**GIVEN INSTRUCTION**
Gather up every line from the entries below that uses the word "name".

+===+

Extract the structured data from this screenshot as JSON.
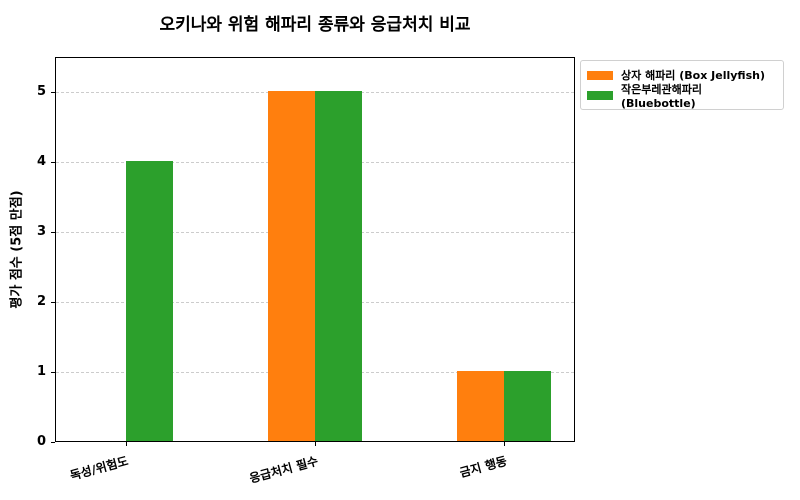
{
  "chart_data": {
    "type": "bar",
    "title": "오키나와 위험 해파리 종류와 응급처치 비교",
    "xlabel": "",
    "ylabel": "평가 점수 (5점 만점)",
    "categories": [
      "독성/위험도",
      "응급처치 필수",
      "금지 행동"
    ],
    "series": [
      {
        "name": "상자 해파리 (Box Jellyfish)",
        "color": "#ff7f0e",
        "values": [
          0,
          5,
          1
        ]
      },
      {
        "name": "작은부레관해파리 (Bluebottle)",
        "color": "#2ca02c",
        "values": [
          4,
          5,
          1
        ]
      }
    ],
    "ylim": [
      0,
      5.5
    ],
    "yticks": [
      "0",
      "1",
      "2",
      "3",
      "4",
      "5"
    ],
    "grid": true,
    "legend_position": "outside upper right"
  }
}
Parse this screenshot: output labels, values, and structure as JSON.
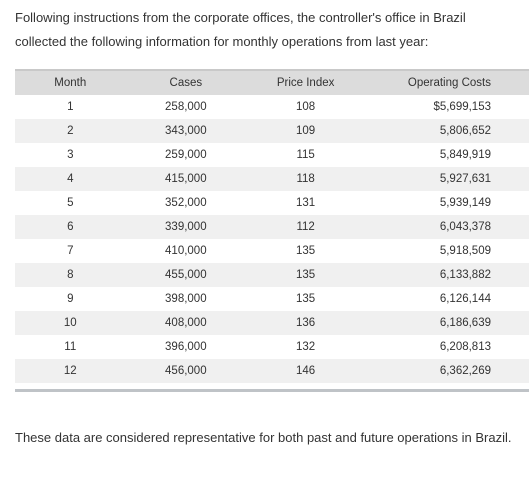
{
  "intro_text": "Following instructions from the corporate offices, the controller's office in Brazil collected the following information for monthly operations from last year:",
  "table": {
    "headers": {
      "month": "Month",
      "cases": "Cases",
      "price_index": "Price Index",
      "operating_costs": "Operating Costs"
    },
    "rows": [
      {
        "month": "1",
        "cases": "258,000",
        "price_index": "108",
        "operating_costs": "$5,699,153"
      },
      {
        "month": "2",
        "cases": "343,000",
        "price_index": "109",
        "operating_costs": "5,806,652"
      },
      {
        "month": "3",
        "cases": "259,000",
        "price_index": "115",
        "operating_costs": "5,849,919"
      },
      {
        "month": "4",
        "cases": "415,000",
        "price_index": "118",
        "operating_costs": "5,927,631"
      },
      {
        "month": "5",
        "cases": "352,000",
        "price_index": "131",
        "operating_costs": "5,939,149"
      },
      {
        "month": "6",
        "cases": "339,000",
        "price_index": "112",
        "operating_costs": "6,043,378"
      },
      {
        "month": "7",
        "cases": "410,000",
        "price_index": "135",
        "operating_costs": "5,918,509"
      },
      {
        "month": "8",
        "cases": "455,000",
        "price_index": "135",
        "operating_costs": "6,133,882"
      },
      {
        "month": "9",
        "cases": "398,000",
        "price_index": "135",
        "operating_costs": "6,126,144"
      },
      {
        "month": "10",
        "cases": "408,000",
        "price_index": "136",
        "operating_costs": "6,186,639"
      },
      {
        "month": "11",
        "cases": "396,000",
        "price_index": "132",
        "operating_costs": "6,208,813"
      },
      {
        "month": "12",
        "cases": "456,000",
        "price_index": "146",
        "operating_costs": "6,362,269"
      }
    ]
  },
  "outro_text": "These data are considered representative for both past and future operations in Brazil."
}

+===+

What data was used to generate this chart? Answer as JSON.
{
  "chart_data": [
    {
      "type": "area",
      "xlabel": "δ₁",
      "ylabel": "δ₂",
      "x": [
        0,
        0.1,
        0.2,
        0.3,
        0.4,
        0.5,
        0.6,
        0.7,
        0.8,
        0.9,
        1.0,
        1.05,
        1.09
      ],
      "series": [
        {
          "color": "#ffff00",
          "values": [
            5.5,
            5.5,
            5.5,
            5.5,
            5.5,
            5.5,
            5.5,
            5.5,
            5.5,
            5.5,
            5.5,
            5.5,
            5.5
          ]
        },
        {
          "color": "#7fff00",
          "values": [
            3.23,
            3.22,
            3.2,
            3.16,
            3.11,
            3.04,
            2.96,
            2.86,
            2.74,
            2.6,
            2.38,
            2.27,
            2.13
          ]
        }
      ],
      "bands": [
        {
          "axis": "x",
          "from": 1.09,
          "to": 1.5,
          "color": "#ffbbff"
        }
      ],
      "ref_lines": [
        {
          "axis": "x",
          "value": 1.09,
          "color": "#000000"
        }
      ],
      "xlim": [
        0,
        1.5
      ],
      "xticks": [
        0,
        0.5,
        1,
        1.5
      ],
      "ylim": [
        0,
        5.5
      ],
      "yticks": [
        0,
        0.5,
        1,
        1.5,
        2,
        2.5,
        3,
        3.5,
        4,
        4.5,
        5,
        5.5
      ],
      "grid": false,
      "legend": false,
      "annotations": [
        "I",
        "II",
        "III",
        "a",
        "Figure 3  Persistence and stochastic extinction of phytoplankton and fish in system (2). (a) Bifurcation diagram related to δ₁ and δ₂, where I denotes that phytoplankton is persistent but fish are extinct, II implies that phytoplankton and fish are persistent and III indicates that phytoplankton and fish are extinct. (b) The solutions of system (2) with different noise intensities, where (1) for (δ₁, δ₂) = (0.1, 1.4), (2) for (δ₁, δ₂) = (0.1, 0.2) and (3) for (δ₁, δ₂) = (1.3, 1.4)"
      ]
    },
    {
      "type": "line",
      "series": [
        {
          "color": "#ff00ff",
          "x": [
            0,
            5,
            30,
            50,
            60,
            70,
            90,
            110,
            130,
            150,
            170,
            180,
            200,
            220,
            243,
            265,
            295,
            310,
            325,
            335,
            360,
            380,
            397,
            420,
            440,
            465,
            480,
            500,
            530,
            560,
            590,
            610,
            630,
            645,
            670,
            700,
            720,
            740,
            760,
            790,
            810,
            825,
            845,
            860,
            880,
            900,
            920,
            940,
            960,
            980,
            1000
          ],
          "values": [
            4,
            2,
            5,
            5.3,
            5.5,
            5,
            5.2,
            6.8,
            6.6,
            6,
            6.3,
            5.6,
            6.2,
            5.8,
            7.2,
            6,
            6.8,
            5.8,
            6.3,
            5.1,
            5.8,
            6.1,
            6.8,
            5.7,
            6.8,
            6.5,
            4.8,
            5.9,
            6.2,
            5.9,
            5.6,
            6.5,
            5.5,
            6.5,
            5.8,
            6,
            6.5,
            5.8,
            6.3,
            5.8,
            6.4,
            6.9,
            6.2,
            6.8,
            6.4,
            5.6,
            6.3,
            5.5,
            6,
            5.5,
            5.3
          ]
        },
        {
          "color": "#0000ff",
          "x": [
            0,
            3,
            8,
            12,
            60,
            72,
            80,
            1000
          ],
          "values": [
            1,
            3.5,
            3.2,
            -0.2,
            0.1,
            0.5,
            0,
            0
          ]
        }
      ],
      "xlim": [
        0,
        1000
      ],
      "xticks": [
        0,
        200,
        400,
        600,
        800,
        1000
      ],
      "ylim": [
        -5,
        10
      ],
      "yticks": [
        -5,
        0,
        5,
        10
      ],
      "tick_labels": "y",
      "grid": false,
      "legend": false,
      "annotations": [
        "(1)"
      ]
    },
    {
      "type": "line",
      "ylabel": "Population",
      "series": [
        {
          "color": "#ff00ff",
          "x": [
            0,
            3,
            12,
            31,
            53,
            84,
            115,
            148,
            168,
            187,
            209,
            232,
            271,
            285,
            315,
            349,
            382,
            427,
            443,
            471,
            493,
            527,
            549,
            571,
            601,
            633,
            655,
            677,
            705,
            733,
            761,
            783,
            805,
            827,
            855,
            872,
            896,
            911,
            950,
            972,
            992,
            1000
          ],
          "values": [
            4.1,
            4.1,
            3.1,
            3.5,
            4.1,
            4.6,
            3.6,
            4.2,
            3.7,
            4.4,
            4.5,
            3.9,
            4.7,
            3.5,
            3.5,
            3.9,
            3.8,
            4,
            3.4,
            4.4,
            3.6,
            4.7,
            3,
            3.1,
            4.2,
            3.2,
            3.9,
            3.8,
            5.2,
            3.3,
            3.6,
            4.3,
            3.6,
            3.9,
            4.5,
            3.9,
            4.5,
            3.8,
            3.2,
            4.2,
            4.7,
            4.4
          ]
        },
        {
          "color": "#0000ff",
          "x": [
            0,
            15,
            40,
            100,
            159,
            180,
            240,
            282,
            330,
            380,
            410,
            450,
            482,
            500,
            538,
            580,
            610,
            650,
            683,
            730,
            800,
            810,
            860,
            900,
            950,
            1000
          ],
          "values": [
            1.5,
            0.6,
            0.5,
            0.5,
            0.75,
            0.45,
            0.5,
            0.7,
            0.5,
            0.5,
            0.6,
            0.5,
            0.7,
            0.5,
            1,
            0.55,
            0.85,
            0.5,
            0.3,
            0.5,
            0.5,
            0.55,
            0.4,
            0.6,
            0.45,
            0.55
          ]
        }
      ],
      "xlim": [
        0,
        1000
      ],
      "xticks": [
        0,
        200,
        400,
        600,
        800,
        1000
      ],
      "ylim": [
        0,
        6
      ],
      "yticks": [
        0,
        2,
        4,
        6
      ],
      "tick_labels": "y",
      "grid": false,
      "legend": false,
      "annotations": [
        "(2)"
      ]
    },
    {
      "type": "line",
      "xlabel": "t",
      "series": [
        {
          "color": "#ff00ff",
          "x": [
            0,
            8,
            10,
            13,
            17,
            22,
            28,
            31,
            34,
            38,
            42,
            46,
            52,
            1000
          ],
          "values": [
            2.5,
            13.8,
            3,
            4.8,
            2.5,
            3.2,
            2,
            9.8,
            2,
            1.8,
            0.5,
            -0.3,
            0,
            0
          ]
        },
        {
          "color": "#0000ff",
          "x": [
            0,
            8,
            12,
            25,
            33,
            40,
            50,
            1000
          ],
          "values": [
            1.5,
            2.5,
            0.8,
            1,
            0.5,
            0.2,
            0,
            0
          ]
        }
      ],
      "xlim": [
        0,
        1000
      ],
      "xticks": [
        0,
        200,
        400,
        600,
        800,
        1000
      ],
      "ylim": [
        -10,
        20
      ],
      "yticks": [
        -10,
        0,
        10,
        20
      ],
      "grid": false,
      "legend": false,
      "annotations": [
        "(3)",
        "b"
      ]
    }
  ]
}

+===+

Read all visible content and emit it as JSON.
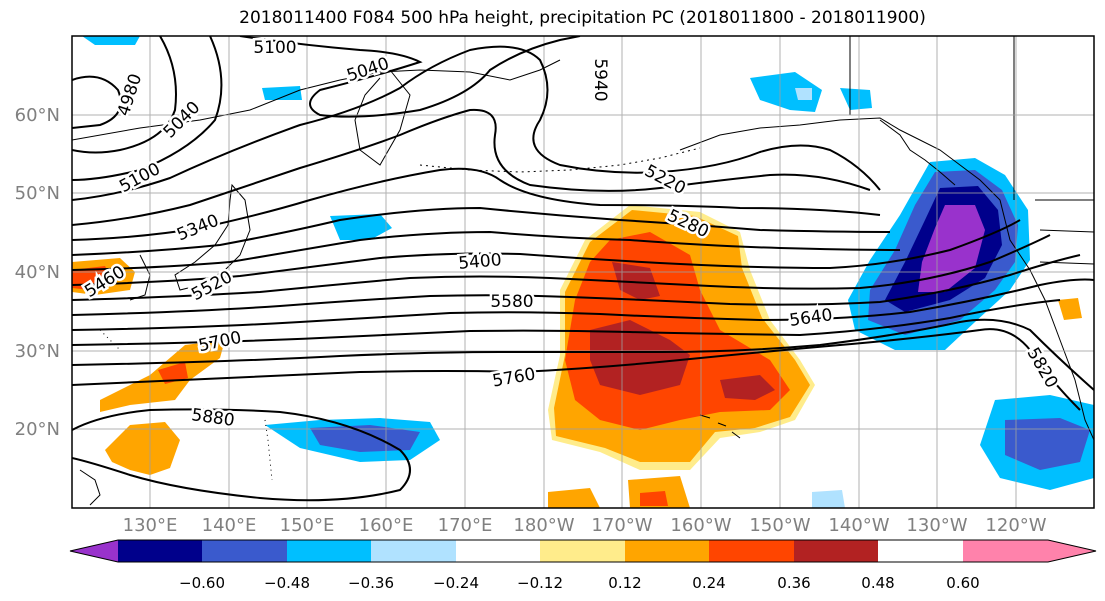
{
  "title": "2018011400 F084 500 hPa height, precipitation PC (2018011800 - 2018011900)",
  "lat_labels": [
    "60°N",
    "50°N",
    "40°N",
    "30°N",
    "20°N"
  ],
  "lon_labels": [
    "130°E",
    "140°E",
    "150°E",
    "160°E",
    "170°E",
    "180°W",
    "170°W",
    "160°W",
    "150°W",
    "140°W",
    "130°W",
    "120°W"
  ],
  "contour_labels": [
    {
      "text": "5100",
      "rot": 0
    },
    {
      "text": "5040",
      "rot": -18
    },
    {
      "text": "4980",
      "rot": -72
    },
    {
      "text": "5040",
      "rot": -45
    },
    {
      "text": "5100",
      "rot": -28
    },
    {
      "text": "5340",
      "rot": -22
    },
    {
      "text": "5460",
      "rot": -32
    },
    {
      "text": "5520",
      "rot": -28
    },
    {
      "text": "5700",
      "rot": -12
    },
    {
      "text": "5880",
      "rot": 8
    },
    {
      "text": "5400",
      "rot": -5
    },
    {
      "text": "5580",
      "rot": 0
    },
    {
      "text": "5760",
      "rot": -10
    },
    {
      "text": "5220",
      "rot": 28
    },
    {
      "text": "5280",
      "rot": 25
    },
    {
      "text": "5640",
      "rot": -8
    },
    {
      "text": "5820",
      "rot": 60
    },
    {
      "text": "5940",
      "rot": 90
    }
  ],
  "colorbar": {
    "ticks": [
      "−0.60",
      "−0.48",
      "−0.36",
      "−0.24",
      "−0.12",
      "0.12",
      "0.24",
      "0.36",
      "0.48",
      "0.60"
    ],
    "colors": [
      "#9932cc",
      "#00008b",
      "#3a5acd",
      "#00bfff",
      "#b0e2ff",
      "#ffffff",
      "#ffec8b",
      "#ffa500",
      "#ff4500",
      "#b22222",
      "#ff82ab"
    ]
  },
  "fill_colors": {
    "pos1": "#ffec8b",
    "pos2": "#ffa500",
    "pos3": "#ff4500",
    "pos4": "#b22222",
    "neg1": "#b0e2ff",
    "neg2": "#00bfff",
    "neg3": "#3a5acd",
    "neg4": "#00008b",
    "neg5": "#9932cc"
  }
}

+===+

**COMPLETE ANSWER**
        "name": "상자 해파리 (Box Jellyfish)",
        "name": "작은부레관해파리 (Bluebottle)",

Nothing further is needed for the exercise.